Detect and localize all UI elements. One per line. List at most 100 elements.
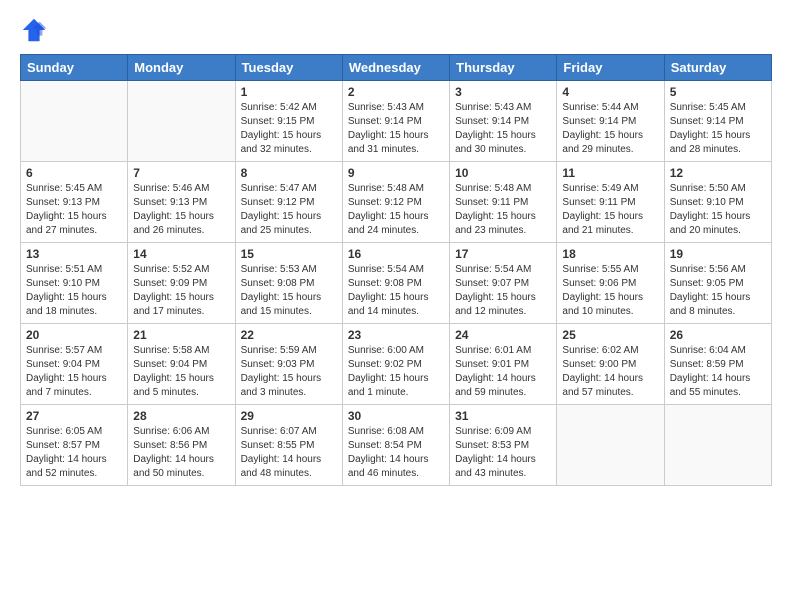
day-info: Sunrise: 5:44 AMSunset: 9:14 PMDaylight:… — [562, 101, 658, 157]
weekday-header-row: SundayMondayTuesdayWednesdayThursdayFrid… — [21, 55, 772, 81]
day-info: Sunrise: 5:46 AMSunset: 9:13 PMDaylight:… — [133, 182, 229, 238]
day-number: 16 — [348, 247, 444, 261]
day-number: 24 — [455, 328, 551, 342]
day-info: Sunrise: 6:09 AMSunset: 8:53 PMDaylight:… — [455, 425, 551, 481]
calendar-week-3: 13 Sunrise: 5:51 AMSunset: 9:10 PMDayligh… — [21, 243, 772, 324]
calendar-cell — [557, 405, 664, 486]
weekday-header-thursday: Thursday — [450, 55, 557, 81]
day-info: Sunrise: 6:02 AMSunset: 9:00 PMDaylight:… — [562, 344, 658, 400]
day-number: 17 — [455, 247, 551, 261]
calendar-cell — [128, 81, 235, 162]
day-number: 12 — [670, 166, 766, 180]
calendar-cell: 3 Sunrise: 5:43 AMSunset: 9:14 PMDaylight… — [450, 81, 557, 162]
calendar-cell: 14 Sunrise: 5:52 AMSunset: 9:09 PMDayligh… — [128, 243, 235, 324]
calendar-cell — [21, 81, 128, 162]
calendar-cell: 1Sunrise: 5:42 AMSunset: 9:15 PMDaylight… — [235, 81, 342, 162]
day-number: 15 — [241, 247, 337, 261]
day-info: Sunrise: 5:49 AMSunset: 9:11 PMDaylight:… — [562, 182, 658, 238]
day-number: 23 — [348, 328, 444, 342]
calendar-cell: 15Sunrise: 5:53 AMSunset: 9:08 PMDayligh… — [235, 243, 342, 324]
calendar-cell: 16 Sunrise: 5:54 AMSunset: 9:08 PMDayligh… — [342, 243, 449, 324]
calendar-cell — [664, 405, 771, 486]
day-info: Sunrise: 5:47 AMSunset: 9:12 PMDaylight:… — [241, 182, 337, 238]
calendar-cell: 31 Sunrise: 6:09 AMSunset: 8:53 PMDayligh… — [450, 405, 557, 486]
day-info: Sunrise: 6:05 AMSunset: 8:57 PMDaylight:… — [26, 425, 122, 481]
day-info: Sunrise: 5:51 AMSunset: 9:10 PMDaylight:… — [26, 263, 122, 319]
calendar-cell: 19 Sunrise: 5:56 AMSunset: 9:05 PMDayligh… — [664, 243, 771, 324]
day-info: Sunrise: 5:45 AMSunset: 9:13 PMDaylight:… — [26, 182, 122, 238]
day-number: 13 — [26, 247, 122, 261]
day-number: 31 — [455, 409, 551, 423]
day-info: Sunrise: 6:06 AMSunset: 8:56 PMDaylight:… — [133, 425, 229, 481]
day-info: Sunrise: 5:43 AMSunset: 9:14 PMDaylight:… — [455, 101, 551, 157]
calendar-cell: 2 Sunrise: 5:43 AMSunset: 9:14 PMDaylight… — [342, 81, 449, 162]
day-info: Sunrise: 5:57 AMSunset: 9:04 PMDaylight:… — [26, 344, 122, 400]
day-number: 5 — [670, 85, 766, 99]
day-info: Sunrise: 5:54 AMSunset: 9:07 PMDaylight:… — [455, 263, 551, 319]
calendar-cell: 17 Sunrise: 5:54 AMSunset: 9:07 PMDayligh… — [450, 243, 557, 324]
logo — [20, 16, 52, 44]
day-info: Sunrise: 5:52 AMSunset: 9:09 PMDaylight:… — [133, 263, 229, 319]
calendar-cell: 11 Sunrise: 5:49 AMSunset: 9:11 PMDayligh… — [557, 162, 664, 243]
day-number: 8 — [241, 166, 337, 180]
day-number: 4 — [562, 85, 658, 99]
calendar-cell: 9 Sunrise: 5:48 AMSunset: 9:12 PMDaylight… — [342, 162, 449, 243]
calendar-cell: 23Sunrise: 6:00 AMSunset: 9:02 PMDayligh… — [342, 324, 449, 405]
day-info: Sunrise: 5:48 AMSunset: 9:12 PMDaylight:… — [348, 182, 444, 238]
day-number: 9 — [348, 166, 444, 180]
day-number: 19 — [670, 247, 766, 261]
calendar-cell: 22 Sunrise: 5:59 AMSunset: 9:03 PMDayligh… — [235, 324, 342, 405]
calendar-cell: 8 Sunrise: 5:47 AMSunset: 9:12 PMDaylight… — [235, 162, 342, 243]
calendar-cell: 18Sunrise: 5:55 AMSunset: 9:06 PMDayligh… — [557, 243, 664, 324]
day-info: Sunrise: 6:07 AMSunset: 8:55 PMDaylight:… — [241, 425, 337, 481]
weekday-header-wednesday: Wednesday — [342, 55, 449, 81]
day-number: 14 — [133, 247, 229, 261]
day-number: 11 — [562, 166, 658, 180]
day-number: 3 — [455, 85, 551, 99]
day-info: Sunrise: 5:45 AMSunset: 9:14 PMDaylight:… — [670, 101, 766, 157]
day-number: 20 — [26, 328, 122, 342]
calendar-table: SundayMondayTuesdayWednesdayThursdayFrid… — [20, 54, 772, 486]
calendar-cell: 29 Sunrise: 6:07 AMSunset: 8:55 PMDayligh… — [235, 405, 342, 486]
day-number: 7 — [133, 166, 229, 180]
day-info: Sunrise: 6:08 AMSunset: 8:54 PMDaylight:… — [348, 425, 444, 481]
weekday-header-monday: Monday — [128, 55, 235, 81]
weekday-header-tuesday: Tuesday — [235, 55, 342, 81]
calendar-week-1: 1Sunrise: 5:42 AMSunset: 9:15 PMDaylight… — [21, 81, 772, 162]
calendar-cell: 20 Sunrise: 5:57 AMSunset: 9:04 PMDayligh… — [21, 324, 128, 405]
day-number: 27 — [26, 409, 122, 423]
day-info: Sunrise: 5:54 AMSunset: 9:08 PMDaylight:… — [348, 263, 444, 319]
calendar-cell: 7 Sunrise: 5:46 AMSunset: 9:13 PMDaylight… — [128, 162, 235, 243]
day-number: 2 — [348, 85, 444, 99]
day-number: 1 — [241, 85, 337, 99]
day-number: 28 — [133, 409, 229, 423]
calendar-cell: 24 Sunrise: 6:01 AMSunset: 9:01 PMDayligh… — [450, 324, 557, 405]
calendar-week-4: 20 Sunrise: 5:57 AMSunset: 9:04 PMDayligh… — [21, 324, 772, 405]
day-number: 26 — [670, 328, 766, 342]
calendar-cell: 21Sunrise: 5:58 AMSunset: 9:04 PMDayligh… — [128, 324, 235, 405]
day-info: Sunrise: 6:04 AMSunset: 8:59 PMDaylight:… — [670, 344, 766, 400]
calendar-cell: 13 Sunrise: 5:51 AMSunset: 9:10 PMDayligh… — [21, 243, 128, 324]
day-info: Sunrise: 5:59 AMSunset: 9:03 PMDaylight:… — [241, 344, 337, 400]
day-number: 10 — [455, 166, 551, 180]
day-info: Sunrise: 5:55 AMSunset: 9:06 PMDaylight:… — [562, 263, 658, 319]
calendar-cell: 5 Sunrise: 5:45 AMSunset: 9:14 PMDaylight… — [664, 81, 771, 162]
day-info: Sunrise: 6:01 AMSunset: 9:01 PMDaylight:… — [455, 344, 551, 400]
day-info: Sunrise: 5:58 AMSunset: 9:04 PMDaylight:… — [133, 344, 229, 400]
calendar-week-5: 27 Sunrise: 6:05 AMSunset: 8:57 PMDayligh… — [21, 405, 772, 486]
calendar-cell: 28 Sunrise: 6:06 AMSunset: 8:56 PMDayligh… — [128, 405, 235, 486]
calendar-cell: 30Sunrise: 6:08 AMSunset: 8:54 PMDayligh… — [342, 405, 449, 486]
day-info: Sunrise: 5:50 AMSunset: 9:10 PMDaylight:… — [670, 182, 766, 238]
page: SundayMondayTuesdayWednesdayThursdayFrid… — [0, 0, 792, 612]
header — [20, 16, 772, 44]
calendar-cell: 12 Sunrise: 5:50 AMSunset: 9:10 PMDayligh… — [664, 162, 771, 243]
day-info: Sunrise: 5:56 AMSunset: 9:05 PMDaylight:… — [670, 263, 766, 319]
day-number: 29 — [241, 409, 337, 423]
calendar-week-2: 6 Sunrise: 5:45 AMSunset: 9:13 PMDaylight… — [21, 162, 772, 243]
calendar-cell: 26 Sunrise: 6:04 AMSunset: 8:59 PMDayligh… — [664, 324, 771, 405]
calendar-cell: 4 Sunrise: 5:44 AMSunset: 9:14 PMDaylight… — [557, 81, 664, 162]
day-number: 22 — [241, 328, 337, 342]
day-number: 25 — [562, 328, 658, 342]
day-number: 6 — [26, 166, 122, 180]
day-info: Sunrise: 5:43 AMSunset: 9:14 PMDaylight:… — [348, 101, 444, 157]
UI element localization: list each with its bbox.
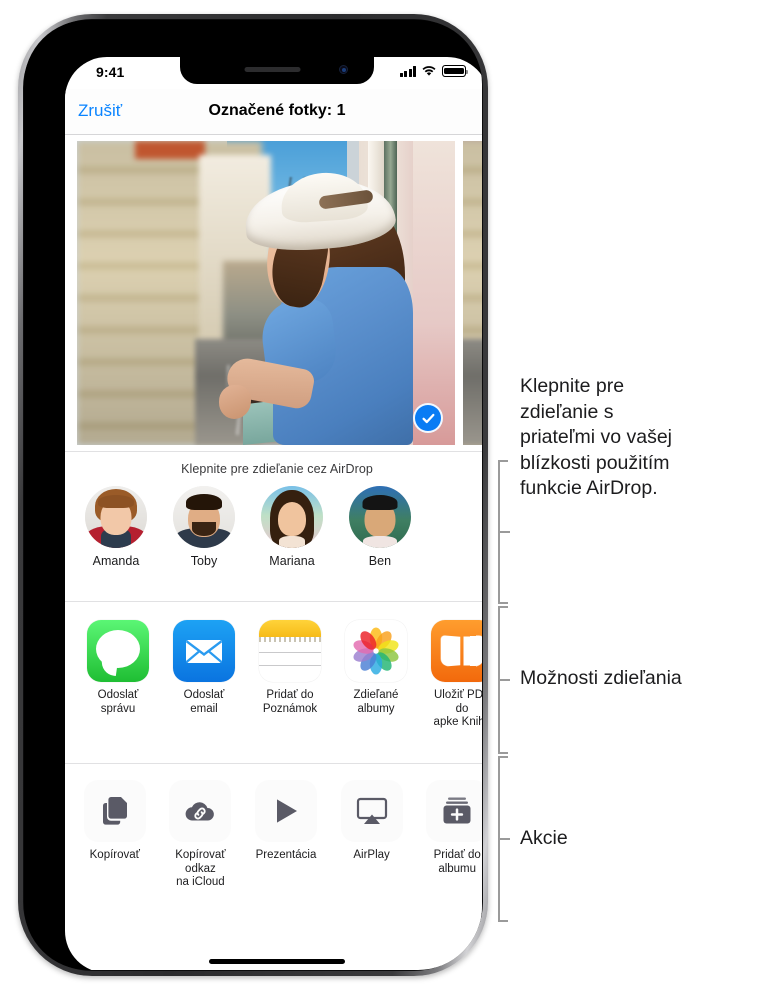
device-inner: 9:41 Zrušiť Označené fotky: 1 Klepnite p… xyxy=(24,20,482,970)
selected-photo-thumbnail[interactable] xyxy=(77,141,455,445)
share-app-label: Odoslať email xyxy=(183,689,225,715)
action-label: AirPlay xyxy=(353,849,390,861)
phone-screen: 9:41 Zrušiť Označené fotky: 1 Klepnite p… xyxy=(65,57,482,970)
mail-icon xyxy=(173,620,235,682)
action-airplay[interactable]: AirPlay xyxy=(340,780,404,890)
notch xyxy=(180,57,374,84)
action-label: Kopírovať odkaz na iCloud xyxy=(175,849,226,888)
share-apps-row: Odoslať správu Odoslať email Pridať do P… xyxy=(65,602,482,730)
add-to-album-icon xyxy=(426,780,482,842)
share-options-section: Odoslať správu Odoslať email Pridať do P… xyxy=(65,601,482,763)
avatar xyxy=(349,486,411,548)
callout-bracket-share-options xyxy=(498,606,510,754)
icloud-link-icon xyxy=(169,780,232,842)
share-app-books[interactable]: Uložiť PDF do apke Knihy xyxy=(431,620,482,730)
cellular-signal-icon xyxy=(399,65,416,77)
action-copy[interactable]: Kopírovať xyxy=(83,780,147,890)
photo-wall-pink xyxy=(413,141,455,445)
actions-section: Kopírovať Kopírovať odkaz na iCloud Prez… xyxy=(65,763,482,923)
callout-label-share-options: Možnosti zdieľania xyxy=(520,667,682,689)
action-slideshow[interactable]: Prezentácia xyxy=(254,780,318,890)
share-app-label: Zdieľané albumy xyxy=(353,689,399,715)
share-app-label: Uložiť PDF do apke Knihy xyxy=(433,689,482,728)
status-bar-indicators xyxy=(399,65,469,77)
next-photo-artwork xyxy=(463,141,482,445)
callout-label-actions: Akcie xyxy=(520,827,568,849)
callout-label-airdrop: Klepnite pre zdieľanie s priateľmi vo va… xyxy=(520,375,672,499)
photos-icon xyxy=(345,620,407,682)
airdrop-contact-amanda[interactable]: Amanda xyxy=(83,486,149,568)
callout-bracket-airdrop xyxy=(498,460,510,604)
front-camera-icon xyxy=(339,65,348,74)
action-label: Pridať do albumu xyxy=(433,849,481,875)
contact-name: Mariana xyxy=(269,554,315,568)
notes-icon xyxy=(259,620,321,682)
share-app-messages[interactable]: Odoslať správu xyxy=(87,620,149,730)
airdrop-contact-mariana[interactable]: Mariana xyxy=(259,486,325,568)
messages-icon xyxy=(87,620,149,682)
airdrop-contact-ben[interactable]: Ben xyxy=(347,486,413,568)
actions-row: Kopírovať Kopírovať odkaz na iCloud Prez… xyxy=(65,764,482,890)
airdrop-section: Klepnite pre zdieľanie cez AirDrop Amand… xyxy=(65,451,482,601)
iphone-device-frame: 9:41 Zrušiť Označené fotky: 1 Klepnite p… xyxy=(18,14,488,976)
callout-bracket-actions xyxy=(498,756,510,922)
share-app-label: Pridať do Poznámok xyxy=(262,689,318,715)
action-label: Prezentácia xyxy=(255,849,317,861)
next-photo-thumbnail[interactable] xyxy=(463,141,482,445)
airdrop-contact-toby[interactable]: Toby xyxy=(171,486,237,568)
copy-icon xyxy=(83,780,146,842)
airplay-icon xyxy=(340,780,403,842)
screenshot-root: 9:41 Zrušiť Označené fotky: 1 Klepnite p… xyxy=(0,0,769,988)
contact-name: Amanda xyxy=(92,554,140,568)
battery-full-icon xyxy=(442,65,469,77)
airdrop-hint-label: Klepnite pre zdieľanie cez AirDrop xyxy=(181,462,373,476)
page-title: Označené fotky: 1 xyxy=(208,102,346,119)
earpiece-speaker-icon xyxy=(244,67,301,72)
photo-roof xyxy=(135,141,205,159)
share-app-shared-albums[interactable]: Zdieľané albumy xyxy=(345,620,407,730)
action-add-to-album[interactable]: Pridať do albumu xyxy=(425,780,482,890)
contact-name: Ben xyxy=(368,554,392,568)
home-indicator[interactable] xyxy=(209,959,345,964)
avatar xyxy=(85,486,147,548)
action-copy-icloud-link[interactable]: Kopírovať odkaz na iCloud xyxy=(169,780,233,890)
navigation-bar: Zrušiť Označené fotky: 1 xyxy=(65,89,482,135)
airdrop-contacts-list: Amanda Toby Mariana Ben xyxy=(65,476,482,568)
action-label: Kopírovať xyxy=(89,849,140,861)
play-icon xyxy=(254,780,317,842)
share-app-label: Odoslať správu xyxy=(97,689,139,715)
share-app-mail[interactable]: Odoslať email xyxy=(173,620,235,730)
share-app-notes[interactable]: Pridať do Poznámok xyxy=(259,620,321,730)
books-icon xyxy=(431,620,482,682)
wifi-icon xyxy=(422,66,436,76)
photo-artwork xyxy=(77,141,455,445)
contact-name: Toby xyxy=(190,554,218,568)
avatar xyxy=(173,486,235,548)
avatar xyxy=(261,486,323,548)
selected-photos-strip xyxy=(65,135,482,451)
status-bar-time: 9:41 xyxy=(96,64,125,80)
checkmark-circle-icon[interactable] xyxy=(413,403,443,433)
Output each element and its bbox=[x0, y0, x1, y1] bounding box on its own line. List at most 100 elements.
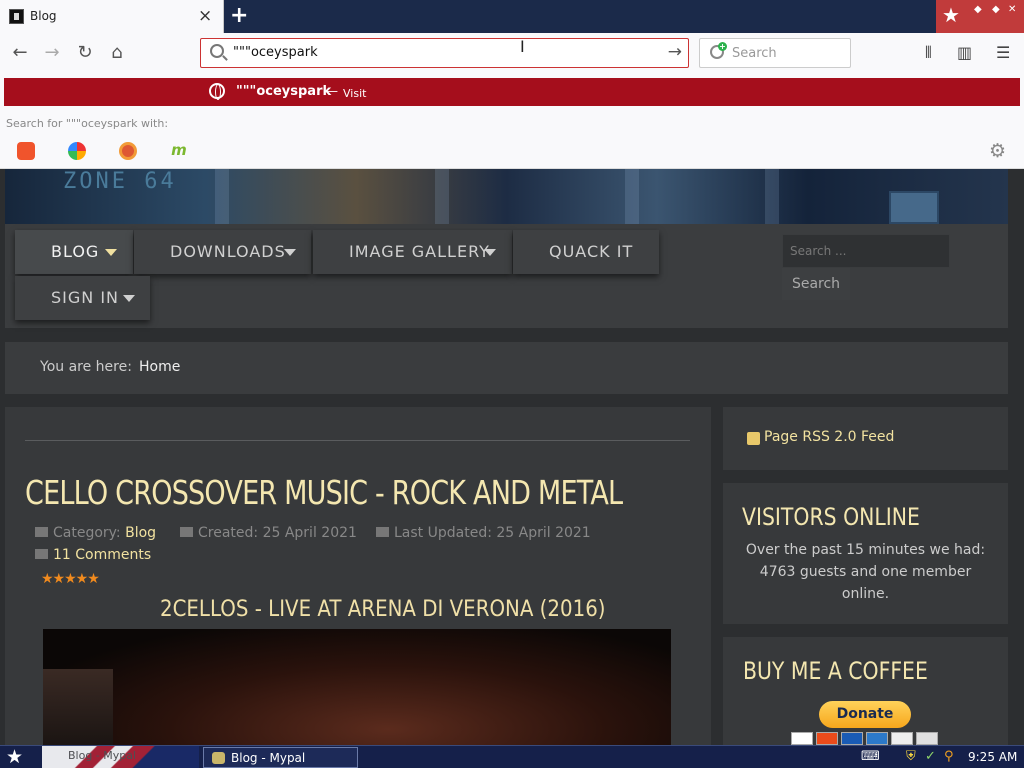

******************************

◆ **TASK**
Transcribe everything in the data from the line containing "day-info: Sunrise: 5:44" down to the line containing "day-info: Sunrise: 6:09", including both of those lines, exactly as they appear.

◆ **OUTPUT**
day-info: Sunrise: 5:44 AMSunset: 9:14 PMDaylight:… — [562, 101, 658, 157]
weekday-header-row: SundayMondayTuesdayWednesdayThursdayFrid… — [21, 55, 772, 81]
day-info: Sunrise: 5:46 AMSunset: 9:13 PMDaylight:… — [133, 182, 229, 238]
day-number: 16 — [348, 247, 444, 261]
day-number: 24 — [455, 328, 551, 342]
day-info: Sunrise: 6:09 AMSunset: 8:53 PMDaylight:… — [455, 425, 551, 481]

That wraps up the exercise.